Show every line in the records below that contains the word "Influence".

** Start EXCERPTED RECORDS **

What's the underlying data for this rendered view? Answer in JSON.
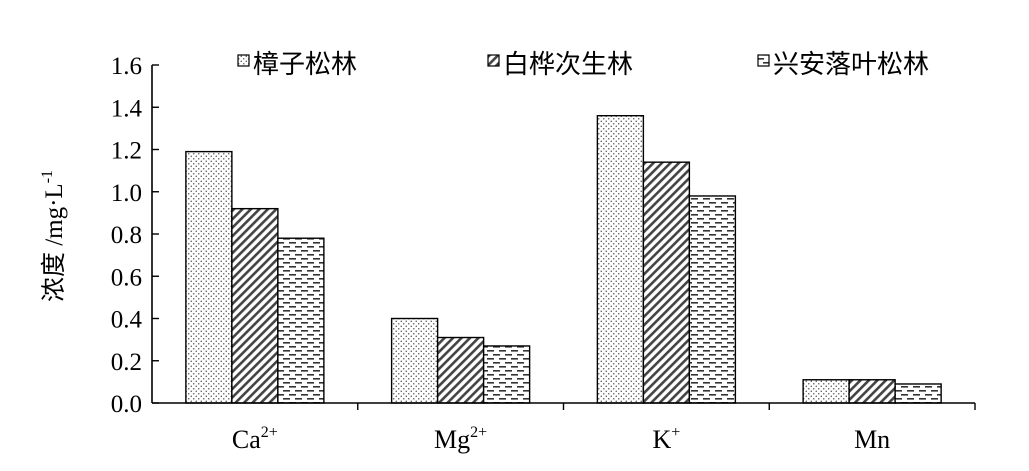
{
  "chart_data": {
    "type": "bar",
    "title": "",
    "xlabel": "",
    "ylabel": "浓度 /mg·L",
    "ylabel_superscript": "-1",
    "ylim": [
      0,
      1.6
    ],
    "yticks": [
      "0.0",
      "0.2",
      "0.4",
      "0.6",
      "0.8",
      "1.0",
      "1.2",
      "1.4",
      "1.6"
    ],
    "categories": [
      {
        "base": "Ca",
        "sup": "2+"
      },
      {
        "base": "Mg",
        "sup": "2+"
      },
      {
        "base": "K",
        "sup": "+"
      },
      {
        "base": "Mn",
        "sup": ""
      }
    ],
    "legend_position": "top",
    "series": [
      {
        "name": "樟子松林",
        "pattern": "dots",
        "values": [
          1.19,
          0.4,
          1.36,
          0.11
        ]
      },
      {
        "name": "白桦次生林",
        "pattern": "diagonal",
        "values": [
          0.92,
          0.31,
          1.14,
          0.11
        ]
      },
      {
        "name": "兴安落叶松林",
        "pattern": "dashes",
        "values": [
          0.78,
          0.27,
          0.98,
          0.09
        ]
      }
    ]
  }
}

** End EXCERPTED RECORDS **
** Start EXCERPTED RECORDS **

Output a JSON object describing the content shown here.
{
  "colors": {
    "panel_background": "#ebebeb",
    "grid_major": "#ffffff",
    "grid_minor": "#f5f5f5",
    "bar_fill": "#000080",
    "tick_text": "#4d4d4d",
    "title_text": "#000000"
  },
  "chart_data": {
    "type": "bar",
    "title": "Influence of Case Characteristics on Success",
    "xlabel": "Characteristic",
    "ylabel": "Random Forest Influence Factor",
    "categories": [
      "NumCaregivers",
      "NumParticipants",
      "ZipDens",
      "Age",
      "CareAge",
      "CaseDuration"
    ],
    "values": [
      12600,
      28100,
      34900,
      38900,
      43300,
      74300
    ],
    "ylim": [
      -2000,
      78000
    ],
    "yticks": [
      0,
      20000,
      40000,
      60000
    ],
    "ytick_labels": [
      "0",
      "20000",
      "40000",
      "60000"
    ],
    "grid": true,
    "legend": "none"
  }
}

** End EXCERPTED RECORDS **

• _FINISHED TASK_
    "title": "Influence of Case Characteristics on Success",
    "ylabel": "Random Forest Influence Factor",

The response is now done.